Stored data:

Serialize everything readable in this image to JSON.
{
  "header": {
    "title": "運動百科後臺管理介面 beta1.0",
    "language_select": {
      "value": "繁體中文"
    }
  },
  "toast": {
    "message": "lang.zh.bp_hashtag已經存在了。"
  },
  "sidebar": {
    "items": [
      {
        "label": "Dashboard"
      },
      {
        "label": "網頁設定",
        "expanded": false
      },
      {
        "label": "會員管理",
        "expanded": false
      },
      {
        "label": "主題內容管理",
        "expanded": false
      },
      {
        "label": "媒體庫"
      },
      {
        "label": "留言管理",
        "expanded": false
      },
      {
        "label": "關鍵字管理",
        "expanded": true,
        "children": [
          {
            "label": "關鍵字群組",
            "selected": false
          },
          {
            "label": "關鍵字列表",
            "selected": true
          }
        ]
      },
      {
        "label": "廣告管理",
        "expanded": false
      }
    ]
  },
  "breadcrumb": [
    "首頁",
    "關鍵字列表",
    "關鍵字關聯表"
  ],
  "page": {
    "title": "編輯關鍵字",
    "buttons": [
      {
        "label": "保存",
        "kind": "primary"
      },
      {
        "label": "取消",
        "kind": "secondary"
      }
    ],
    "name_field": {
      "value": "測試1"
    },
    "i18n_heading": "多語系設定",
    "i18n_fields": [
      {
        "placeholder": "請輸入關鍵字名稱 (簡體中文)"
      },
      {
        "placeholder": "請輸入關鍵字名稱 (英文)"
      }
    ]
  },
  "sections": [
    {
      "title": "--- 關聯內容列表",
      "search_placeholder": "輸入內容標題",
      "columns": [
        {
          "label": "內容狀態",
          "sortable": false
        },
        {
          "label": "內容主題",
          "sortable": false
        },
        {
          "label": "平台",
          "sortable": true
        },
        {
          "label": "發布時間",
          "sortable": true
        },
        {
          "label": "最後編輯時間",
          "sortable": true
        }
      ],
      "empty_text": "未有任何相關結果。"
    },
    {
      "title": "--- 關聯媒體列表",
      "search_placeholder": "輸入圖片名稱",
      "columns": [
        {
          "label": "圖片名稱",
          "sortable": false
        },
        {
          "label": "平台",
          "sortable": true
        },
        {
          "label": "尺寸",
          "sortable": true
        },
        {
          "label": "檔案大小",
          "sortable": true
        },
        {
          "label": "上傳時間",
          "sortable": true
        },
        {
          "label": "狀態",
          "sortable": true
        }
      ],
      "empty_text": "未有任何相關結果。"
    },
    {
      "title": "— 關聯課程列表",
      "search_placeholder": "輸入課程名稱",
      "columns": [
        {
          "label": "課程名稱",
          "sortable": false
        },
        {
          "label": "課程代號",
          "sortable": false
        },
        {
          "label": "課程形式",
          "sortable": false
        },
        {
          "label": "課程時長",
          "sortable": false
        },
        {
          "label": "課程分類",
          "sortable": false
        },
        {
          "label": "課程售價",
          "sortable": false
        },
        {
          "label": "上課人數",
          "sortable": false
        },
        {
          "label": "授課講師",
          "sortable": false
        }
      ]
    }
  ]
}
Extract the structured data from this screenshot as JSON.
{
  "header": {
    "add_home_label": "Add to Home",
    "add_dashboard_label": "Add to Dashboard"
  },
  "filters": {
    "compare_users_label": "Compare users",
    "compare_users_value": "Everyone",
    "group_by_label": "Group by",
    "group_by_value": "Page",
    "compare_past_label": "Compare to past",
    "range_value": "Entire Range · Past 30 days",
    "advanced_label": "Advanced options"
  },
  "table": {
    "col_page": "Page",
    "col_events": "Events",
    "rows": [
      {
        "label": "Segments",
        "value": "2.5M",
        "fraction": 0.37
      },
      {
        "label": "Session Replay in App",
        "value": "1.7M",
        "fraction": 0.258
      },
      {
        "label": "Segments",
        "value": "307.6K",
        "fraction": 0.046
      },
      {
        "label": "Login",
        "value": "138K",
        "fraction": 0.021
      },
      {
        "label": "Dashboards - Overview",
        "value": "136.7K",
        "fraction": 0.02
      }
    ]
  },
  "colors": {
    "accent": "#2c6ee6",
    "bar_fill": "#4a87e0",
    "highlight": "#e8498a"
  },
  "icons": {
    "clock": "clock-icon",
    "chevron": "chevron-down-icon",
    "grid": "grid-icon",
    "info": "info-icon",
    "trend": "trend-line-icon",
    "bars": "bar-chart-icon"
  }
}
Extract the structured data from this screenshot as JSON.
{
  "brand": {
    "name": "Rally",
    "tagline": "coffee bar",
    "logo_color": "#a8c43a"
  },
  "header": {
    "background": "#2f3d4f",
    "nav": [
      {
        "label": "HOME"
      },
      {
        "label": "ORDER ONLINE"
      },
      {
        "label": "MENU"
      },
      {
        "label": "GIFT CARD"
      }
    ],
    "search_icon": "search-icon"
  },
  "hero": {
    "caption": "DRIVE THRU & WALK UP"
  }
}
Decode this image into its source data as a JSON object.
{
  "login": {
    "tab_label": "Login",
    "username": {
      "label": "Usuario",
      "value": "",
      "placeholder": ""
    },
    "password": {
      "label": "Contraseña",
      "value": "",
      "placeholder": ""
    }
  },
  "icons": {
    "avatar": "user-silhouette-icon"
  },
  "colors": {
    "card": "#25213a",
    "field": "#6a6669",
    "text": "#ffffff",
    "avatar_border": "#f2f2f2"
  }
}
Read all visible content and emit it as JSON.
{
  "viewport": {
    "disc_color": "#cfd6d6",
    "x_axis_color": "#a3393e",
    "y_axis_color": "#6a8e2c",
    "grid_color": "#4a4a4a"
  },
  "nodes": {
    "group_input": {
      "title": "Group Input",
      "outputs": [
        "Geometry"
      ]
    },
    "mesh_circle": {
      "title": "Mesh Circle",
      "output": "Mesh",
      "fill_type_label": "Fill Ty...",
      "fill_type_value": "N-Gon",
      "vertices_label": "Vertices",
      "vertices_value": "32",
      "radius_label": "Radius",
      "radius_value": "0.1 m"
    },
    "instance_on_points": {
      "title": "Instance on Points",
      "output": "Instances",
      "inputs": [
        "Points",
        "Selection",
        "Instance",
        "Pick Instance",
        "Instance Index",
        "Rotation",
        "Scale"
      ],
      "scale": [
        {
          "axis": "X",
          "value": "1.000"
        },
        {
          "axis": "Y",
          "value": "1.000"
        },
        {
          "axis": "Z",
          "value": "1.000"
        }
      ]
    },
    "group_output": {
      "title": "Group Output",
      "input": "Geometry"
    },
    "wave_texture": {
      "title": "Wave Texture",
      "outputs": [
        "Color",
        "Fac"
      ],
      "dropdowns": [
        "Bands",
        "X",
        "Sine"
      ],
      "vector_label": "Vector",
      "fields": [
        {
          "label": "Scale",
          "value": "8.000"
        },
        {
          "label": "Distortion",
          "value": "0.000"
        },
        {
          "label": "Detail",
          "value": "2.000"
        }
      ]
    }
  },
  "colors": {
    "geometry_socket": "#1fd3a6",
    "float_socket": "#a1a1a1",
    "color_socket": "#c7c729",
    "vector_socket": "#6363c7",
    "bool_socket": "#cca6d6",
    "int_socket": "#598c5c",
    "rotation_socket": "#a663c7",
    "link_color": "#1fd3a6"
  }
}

Task to complete
Print the material verbatim, all of it.

Written solution
Serialize everything readable in this image to JSON.
{
  "header": {
    "title": "運動百科後臺管理介面 beta1.0",
    "language_select": {
      "value": "繁體中文"
    }
  },
  "toast": {
    "message": "lang.zh.bp_hashtag已經存在了。"
  },
  "sidebar": {
    "items": [
      {
        "label": "Dashboard"
      },
      {
        "label": "網頁設定",
        "expanded": false
      },
      {
        "label": "會員管理",
        "expanded": false
      },
      {
        "label": "主題內容管理",
        "expanded": false
      },
      {
        "label": "媒體庫"
      },
      {
        "label": "留言管理",
        "expanded": false
      },
      {
        "label": "關鍵字管理",
        "expanded": true,
        "children": [
          {
            "label": "關鍵字群組",
            "selected": false
          },
          {
            "label": "關鍵字列表",
            "selected": true
          }
        ]
      },
      {
        "label": "廣告管理",
        "expanded": false
      }
    ]
  },
  "breadcrumb": [
    "首頁",
    "關鍵字列表",
    "關鍵字關聯表"
  ],
  "page": {
    "title": "編輯關鍵字",
    "buttons": [
      {
        "label": "保存",
        "kind": "primary"
      },
      {
        "label": "取消",
        "kind": "secondary"
      }
    ],
    "name_field": {
      "value": "測試1"
    },
    "i18n_heading": "多語系設定",
    "i18n_fields": [
      {
        "placeholder": "請輸入關鍵字名稱 (簡體中文)"
      },
      {
        "placeholder": "請輸入關鍵字名稱 (英文)"
      }
    ]
  },
  "sections": [
    {
      "title": "--- 關聯內容列表",
      "search_placeholder": "輸入內容標題",
      "columns": [
        {
          "label": "內容狀態",
          "sortable": false
        },
        {
          "label": "內容主題",
          "sortable": false
        },
        {
          "label": "平台",
          "sortable": true
        },
        {
          "label": "發布時間",
          "sortable": true
        },
        {
          "label": "最後編輯時間",
          "sortable": true
        }
      ],
      "empty_text": "未有任何相關結果。"
    },
    {
      "title": "--- 關聯媒體列表",
      "search_placeholder": "輸入圖片名稱",
      "columns": [
        {
          "label": "圖片名稱",
          "sortable": false
        },
        {
          "label": "平台",
          "sortable": true
        },
        {
          "label": "尺寸",
          "sortable": true
        },
        {
          "label": "檔案大小",
          "sortable": true
        },
        {
          "label": "上傳時間",
          "sortable": true
        },
        {
          "label": "狀態",
          "sortable": true
        }
      ],
      "empty_text": "未有任何相關結果。"
    },
    {
      "title": "— 關聯課程列表",
      "search_placeholder": "輸入課程名稱",
      "columns": [
        {
          "label": "課程名稱",
          "sortable": false
        },
        {
          "label": "課程代號",
          "sortable": false
        },
        {
          "label": "課程形式",
          "sortable": false
        },
        {
          "label": "課程時長",
          "sortable": false
        },
        {
          "label": "課程分類",
          "sortable": false
        },
        {
          "label": "課程售價",
          "sortable": false
        },
        {
          "label": "上課人數",
          "sortable": false
        },
        {
          "label": "授課講師",
          "sortable": false
        }
      ]
    }
  ]
}
Extract the structured data from this screenshot as JSON.
{
  "header": {
    "add_home_label": "Add to Home",
    "add_dashboard_label": "Add to Dashboard"
  },
  "filters": {
    "compare_users_label": "Compare users",
    "compare_users_value": "Everyone",
    "group_by_label": "Group by",
    "group_by_value": "Page",
    "compare_past_label": "Compare to past",
    "range_value": "Entire Range · Past 30 days",
    "advanced_label": "Advanced options"
  },
  "table": {
    "col_page": "Page",
    "col_events": "Events",
    "rows": [
      {
        "label": "Segments",
        "value": "2.5M",
        "fraction": 0.37
      },
      {
        "label": "Session Replay in App",
        "value": "1.7M",
        "fraction": 0.258
      },
      {
        "label": "Segments",
        "value": "307.6K",
        "fraction": 0.046
      },
      {
        "label": "Login",
        "value": "138K",
        "fraction": 0.021
      },
      {
        "label": "Dashboards - Overview",
        "value": "136.7K",
        "fraction": 0.02
      }
    ]
  },
  "colors": {
    "accent": "#2c6ee6",
    "bar_fill": "#4a87e0",
    "highlight": "#e8498a"
  },
  "icons": {
    "clock": "clock-icon",
    "chevron": "chevron-down-icon",
    "grid": "grid-icon",
    "info": "info-icon",
    "trend": "trend-line-icon",
    "bars": "bar-chart-icon"
  }
}
Extract the structured data from this screenshot as JSON.
{
  "brand": {
    "name": "Rally",
    "tagline": "coffee bar",
    "logo_color": "#a8c43a"
  },
  "header": {
    "background": "#2f3d4f",
    "nav": [
      {
        "label": "HOME"
      },
      {
        "label": "ORDER ONLINE"
      },
      {
        "label": "MENU"
      },
      {
        "label": "GIFT CARD"
      }
    ],
    "search_icon": "search-icon"
  },
  "hero": {
    "caption": "DRIVE THRU & WALK UP"
  }
}
Decode this image into its source data as a JSON object.
{
  "login": {
    "tab_label": "Login",
    "username": {
      "label": "Usuario",
      "value": "",
      "placeholder": ""
    },
    "password": {
      "label": "Contraseña",
      "value": "",
      "placeholder": ""
    }
  },
  "icons": {
    "avatar": "user-silhouette-icon"
  },
  "colors": {
    "card": "#25213a",
    "field": "#6a6669",
    "text": "#ffffff",
    "avatar_border": "#f2f2f2"
  }
}
Read all visible content and emit it as JSON.
{
  "viewport": {
    "disc_color": "#cfd6d6",
    "x_axis_color": "#a3393e",
    "y_axis_color": "#6a8e2c",
    "grid_color": "#4a4a4a"
  },
  "nodes": {
    "group_input": {
      "title": "Group Input",
      "outputs": [
        "Geometry"
      ]
    },
    "mesh_circle": {
      "title": "Mesh Circle",
      "output": "Mesh",
      "fill_type_label": "Fill Ty...",
      "fill_type_value": "N-Gon",
      "vertices_label": "Vertices",
      "vertices_value": "32",
      "radius_label": "Radius",
      "radius_value": "0.1 m"
    },
    "instance_on_points": {
      "title": "Instance on Points",
      "output": "Instances",
      "inputs": [
        "Points",
        "Selection",
        "Instance",
        "Pick Instance",
        "Instance Index",
        "Rotation",
        "Scale"
      ],
      "scale": [
        {
          "axis": "X",
          "value": "1.000"
        },
        {
          "axis": "Y",
          "value": "1.000"
        },
        {
          "axis": "Z",
          "value": "1.000"
        }
      ]
    },
    "group_output": {
      "title": "Group Output",
      "input": "Geometry"
    },
    "wave_texture": {
      "title": "Wave Texture",
      "outputs": [
        "Color",
        "Fac"
      ],
      "dropdowns": [
        "Bands",
        "X",
        "Sine"
      ],
      "vector_label": "Vector",
      "fields": [
        {
          "label": "Scale",
          "value": "8.000"
        },
        {
          "label": "Distortion",
          "value": "0.000"
        },
        {
          "label": "Detail",
          "value": "2.000"
        }
      ]
    }
  },
  "colors": {
    "geometry_socket": "#1fd3a6",
    "float_socket": "#a1a1a1",
    "color_socket": "#c7c729",
    "vector_socket": "#6363c7",
    "bool_socket": "#cca6d6",
    "int_socket": "#598c5c",
    "rotation_socket": "#a663c7",
    "link_color": "#1fd3a6"
  }
}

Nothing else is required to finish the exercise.